▶ Given instruction
Lines containing the string "this" are to be counted; report the number and nothing more.

▶ Information given

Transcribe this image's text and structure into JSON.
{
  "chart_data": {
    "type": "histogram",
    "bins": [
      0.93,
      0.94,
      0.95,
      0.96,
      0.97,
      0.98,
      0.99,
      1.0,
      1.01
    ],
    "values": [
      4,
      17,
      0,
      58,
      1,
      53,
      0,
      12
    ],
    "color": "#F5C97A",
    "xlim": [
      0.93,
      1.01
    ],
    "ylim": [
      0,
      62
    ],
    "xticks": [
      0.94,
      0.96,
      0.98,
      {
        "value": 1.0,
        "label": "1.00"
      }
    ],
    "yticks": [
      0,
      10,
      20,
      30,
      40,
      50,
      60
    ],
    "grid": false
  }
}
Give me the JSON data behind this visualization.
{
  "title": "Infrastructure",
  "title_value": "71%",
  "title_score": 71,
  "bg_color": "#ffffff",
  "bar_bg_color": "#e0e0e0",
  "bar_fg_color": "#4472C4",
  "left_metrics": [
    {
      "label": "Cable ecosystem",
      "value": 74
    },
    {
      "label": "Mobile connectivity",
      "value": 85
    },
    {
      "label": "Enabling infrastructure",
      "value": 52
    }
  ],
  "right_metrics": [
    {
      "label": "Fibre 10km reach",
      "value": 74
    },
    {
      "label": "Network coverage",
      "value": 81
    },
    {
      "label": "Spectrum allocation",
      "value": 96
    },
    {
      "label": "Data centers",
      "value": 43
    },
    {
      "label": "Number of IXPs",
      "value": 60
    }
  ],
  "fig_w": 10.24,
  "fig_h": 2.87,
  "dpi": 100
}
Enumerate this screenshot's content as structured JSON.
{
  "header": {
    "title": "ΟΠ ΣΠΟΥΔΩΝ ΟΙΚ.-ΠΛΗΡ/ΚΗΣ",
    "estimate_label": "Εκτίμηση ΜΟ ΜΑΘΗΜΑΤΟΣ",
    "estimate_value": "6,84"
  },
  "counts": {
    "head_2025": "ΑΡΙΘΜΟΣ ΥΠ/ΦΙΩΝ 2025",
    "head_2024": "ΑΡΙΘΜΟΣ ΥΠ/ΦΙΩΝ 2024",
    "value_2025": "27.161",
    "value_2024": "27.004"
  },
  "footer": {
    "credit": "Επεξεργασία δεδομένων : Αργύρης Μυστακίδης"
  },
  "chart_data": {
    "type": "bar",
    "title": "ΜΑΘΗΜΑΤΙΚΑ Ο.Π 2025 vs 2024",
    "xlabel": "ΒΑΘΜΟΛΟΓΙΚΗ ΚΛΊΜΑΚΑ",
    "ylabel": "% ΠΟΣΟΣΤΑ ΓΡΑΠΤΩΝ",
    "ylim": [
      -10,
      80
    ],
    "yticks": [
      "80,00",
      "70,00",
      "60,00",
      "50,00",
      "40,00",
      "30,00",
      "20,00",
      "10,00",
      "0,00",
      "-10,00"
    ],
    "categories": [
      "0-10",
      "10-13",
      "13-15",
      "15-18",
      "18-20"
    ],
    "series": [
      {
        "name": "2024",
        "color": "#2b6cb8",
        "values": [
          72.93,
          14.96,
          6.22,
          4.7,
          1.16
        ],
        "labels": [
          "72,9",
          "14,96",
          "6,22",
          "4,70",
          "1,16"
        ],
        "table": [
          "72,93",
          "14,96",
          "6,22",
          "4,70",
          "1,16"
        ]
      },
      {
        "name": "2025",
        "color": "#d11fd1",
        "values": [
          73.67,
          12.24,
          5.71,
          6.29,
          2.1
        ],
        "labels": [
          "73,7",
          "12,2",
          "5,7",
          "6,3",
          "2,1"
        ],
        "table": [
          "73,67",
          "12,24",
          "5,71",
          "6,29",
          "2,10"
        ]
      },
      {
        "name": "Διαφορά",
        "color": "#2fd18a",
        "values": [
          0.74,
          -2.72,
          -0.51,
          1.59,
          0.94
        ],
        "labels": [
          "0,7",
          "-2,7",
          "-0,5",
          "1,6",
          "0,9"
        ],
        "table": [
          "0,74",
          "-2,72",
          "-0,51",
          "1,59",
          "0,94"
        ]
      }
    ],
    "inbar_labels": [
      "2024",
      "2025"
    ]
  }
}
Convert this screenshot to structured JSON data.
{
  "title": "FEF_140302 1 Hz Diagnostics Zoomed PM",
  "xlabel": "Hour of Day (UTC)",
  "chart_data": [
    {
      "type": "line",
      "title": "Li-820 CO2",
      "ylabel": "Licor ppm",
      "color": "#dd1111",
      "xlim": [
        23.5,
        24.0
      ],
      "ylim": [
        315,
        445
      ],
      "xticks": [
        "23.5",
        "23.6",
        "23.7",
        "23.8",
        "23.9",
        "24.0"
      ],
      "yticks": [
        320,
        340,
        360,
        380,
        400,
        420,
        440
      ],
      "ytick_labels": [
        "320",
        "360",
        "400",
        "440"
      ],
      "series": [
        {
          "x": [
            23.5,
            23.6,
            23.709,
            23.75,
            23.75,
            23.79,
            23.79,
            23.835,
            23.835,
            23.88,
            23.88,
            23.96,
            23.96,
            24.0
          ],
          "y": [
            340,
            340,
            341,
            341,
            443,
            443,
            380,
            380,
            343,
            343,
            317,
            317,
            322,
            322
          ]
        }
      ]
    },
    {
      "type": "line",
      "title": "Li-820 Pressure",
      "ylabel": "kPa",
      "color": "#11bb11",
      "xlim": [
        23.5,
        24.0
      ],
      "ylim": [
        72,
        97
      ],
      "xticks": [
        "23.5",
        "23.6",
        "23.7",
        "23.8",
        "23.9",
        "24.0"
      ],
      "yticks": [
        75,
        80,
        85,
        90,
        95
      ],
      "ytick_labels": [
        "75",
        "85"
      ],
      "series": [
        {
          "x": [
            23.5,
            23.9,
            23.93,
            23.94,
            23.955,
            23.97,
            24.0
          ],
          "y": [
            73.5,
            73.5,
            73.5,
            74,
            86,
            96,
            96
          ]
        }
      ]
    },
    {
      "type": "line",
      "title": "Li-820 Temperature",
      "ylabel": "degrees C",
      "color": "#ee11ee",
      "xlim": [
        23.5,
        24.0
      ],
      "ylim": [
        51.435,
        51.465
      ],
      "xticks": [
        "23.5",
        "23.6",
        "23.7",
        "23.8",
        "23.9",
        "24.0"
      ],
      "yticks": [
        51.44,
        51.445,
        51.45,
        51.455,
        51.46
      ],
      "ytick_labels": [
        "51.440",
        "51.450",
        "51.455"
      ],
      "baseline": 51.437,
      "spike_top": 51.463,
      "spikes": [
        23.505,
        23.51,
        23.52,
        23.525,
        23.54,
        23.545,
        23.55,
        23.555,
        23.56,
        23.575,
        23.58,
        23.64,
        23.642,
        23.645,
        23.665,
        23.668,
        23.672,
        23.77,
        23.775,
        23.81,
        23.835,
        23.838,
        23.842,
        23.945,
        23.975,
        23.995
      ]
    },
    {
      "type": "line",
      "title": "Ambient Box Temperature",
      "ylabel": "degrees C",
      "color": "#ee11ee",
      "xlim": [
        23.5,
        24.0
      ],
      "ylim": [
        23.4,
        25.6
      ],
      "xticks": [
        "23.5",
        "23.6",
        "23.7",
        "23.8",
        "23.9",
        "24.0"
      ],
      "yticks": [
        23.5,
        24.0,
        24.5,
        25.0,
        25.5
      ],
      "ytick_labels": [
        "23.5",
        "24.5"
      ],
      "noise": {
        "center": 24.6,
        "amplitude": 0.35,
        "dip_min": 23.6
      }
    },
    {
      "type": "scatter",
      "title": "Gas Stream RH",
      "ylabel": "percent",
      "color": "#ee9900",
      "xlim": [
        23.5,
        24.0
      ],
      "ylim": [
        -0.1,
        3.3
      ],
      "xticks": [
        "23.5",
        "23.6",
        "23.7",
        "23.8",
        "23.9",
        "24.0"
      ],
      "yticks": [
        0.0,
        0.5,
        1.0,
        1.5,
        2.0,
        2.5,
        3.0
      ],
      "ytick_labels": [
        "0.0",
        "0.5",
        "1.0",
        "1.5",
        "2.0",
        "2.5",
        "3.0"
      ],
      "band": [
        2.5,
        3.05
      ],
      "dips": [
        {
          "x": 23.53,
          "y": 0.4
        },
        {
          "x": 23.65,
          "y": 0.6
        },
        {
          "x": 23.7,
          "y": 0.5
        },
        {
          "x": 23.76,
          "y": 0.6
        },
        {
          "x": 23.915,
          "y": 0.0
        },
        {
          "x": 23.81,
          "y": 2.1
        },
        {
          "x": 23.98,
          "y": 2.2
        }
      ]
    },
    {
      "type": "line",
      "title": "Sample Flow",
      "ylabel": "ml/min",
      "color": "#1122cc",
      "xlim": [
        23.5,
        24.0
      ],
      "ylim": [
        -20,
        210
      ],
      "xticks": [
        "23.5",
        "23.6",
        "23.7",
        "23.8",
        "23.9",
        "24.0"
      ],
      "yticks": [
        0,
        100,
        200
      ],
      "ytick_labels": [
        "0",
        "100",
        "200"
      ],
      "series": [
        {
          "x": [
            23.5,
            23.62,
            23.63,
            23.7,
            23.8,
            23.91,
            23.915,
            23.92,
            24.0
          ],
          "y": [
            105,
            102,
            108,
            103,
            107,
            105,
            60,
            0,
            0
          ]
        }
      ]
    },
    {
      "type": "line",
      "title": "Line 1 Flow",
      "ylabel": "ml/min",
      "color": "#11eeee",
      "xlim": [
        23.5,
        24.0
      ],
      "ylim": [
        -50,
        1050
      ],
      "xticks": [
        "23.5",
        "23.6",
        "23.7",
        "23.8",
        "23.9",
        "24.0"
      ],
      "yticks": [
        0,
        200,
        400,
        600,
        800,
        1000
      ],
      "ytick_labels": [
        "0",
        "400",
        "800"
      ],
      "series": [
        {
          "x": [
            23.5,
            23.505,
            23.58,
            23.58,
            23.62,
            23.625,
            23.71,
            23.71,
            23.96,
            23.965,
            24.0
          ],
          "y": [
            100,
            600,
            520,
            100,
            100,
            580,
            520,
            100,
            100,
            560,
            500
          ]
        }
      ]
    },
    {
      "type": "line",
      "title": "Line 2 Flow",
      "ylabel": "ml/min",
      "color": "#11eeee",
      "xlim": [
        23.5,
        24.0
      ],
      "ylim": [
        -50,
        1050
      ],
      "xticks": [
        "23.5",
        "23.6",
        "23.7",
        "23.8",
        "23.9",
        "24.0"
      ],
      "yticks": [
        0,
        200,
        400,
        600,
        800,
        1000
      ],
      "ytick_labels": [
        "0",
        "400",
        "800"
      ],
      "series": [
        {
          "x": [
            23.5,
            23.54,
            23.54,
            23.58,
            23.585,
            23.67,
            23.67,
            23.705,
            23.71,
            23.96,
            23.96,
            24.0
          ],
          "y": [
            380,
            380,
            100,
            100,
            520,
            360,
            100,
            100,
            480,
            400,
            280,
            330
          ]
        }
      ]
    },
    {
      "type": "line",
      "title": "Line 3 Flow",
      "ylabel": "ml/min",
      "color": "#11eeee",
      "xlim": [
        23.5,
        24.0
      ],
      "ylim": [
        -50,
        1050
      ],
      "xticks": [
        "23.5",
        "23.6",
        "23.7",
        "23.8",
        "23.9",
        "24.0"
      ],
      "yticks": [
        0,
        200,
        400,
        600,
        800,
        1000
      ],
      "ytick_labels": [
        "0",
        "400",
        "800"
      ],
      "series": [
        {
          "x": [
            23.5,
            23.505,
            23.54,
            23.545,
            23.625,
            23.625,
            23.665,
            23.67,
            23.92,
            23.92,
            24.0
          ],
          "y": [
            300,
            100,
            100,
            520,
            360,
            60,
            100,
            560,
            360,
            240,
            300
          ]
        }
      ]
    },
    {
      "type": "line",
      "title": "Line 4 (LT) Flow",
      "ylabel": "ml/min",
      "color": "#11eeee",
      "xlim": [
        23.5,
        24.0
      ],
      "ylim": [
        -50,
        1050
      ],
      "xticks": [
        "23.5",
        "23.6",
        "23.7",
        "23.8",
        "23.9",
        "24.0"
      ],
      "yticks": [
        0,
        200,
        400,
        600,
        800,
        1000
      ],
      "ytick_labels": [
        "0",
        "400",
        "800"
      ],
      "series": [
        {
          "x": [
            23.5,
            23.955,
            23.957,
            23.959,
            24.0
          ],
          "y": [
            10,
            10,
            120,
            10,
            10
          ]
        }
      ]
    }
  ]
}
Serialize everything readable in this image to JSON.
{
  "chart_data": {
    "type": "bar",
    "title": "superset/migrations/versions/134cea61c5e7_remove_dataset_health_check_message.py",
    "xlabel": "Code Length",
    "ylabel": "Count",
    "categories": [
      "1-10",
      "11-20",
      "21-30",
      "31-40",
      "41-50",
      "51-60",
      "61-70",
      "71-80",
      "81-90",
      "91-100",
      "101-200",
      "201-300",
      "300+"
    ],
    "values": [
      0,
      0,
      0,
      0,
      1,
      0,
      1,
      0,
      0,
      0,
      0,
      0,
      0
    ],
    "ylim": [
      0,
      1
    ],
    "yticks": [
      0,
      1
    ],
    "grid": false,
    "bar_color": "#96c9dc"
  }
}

▶ Expected answer
5